## EXTRACTED RECORDS

========

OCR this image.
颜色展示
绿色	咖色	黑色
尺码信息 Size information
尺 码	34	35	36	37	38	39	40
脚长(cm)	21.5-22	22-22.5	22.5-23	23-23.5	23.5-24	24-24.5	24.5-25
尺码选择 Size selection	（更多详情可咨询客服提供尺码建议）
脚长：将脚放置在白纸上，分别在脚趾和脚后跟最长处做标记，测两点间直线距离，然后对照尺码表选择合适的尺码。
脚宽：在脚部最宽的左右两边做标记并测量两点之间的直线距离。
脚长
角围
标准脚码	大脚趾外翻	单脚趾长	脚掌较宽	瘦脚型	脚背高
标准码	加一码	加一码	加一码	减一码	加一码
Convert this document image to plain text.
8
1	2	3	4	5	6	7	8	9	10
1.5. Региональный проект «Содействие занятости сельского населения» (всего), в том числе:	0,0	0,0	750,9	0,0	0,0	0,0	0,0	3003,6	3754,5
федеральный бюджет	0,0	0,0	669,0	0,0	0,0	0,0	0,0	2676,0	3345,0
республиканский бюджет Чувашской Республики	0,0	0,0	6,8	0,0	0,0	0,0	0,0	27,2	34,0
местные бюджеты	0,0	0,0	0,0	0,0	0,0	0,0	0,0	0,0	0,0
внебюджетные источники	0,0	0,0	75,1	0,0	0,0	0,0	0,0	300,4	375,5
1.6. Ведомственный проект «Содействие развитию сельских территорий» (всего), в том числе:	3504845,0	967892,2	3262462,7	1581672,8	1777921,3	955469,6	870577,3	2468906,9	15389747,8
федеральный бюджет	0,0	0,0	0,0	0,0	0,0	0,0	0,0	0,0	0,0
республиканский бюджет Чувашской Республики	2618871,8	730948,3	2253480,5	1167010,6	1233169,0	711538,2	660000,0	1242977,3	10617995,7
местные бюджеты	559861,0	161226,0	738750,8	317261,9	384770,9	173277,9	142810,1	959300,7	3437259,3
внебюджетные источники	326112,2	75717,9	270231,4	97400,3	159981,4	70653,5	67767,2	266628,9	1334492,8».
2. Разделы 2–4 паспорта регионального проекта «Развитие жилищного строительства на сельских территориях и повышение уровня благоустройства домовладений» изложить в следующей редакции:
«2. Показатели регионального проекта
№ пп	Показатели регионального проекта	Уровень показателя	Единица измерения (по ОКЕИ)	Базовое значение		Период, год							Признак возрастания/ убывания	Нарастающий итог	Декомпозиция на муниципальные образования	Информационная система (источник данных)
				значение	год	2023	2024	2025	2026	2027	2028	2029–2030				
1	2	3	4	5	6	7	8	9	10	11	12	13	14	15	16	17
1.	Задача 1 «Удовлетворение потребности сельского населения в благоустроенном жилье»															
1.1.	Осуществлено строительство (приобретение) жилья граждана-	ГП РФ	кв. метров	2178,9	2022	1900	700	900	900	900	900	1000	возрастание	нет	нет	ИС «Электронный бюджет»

========

## GIVEN REQUEST
Using the entries above, state how many lines include the word "this", with no other words.

## FINISHED TASK
2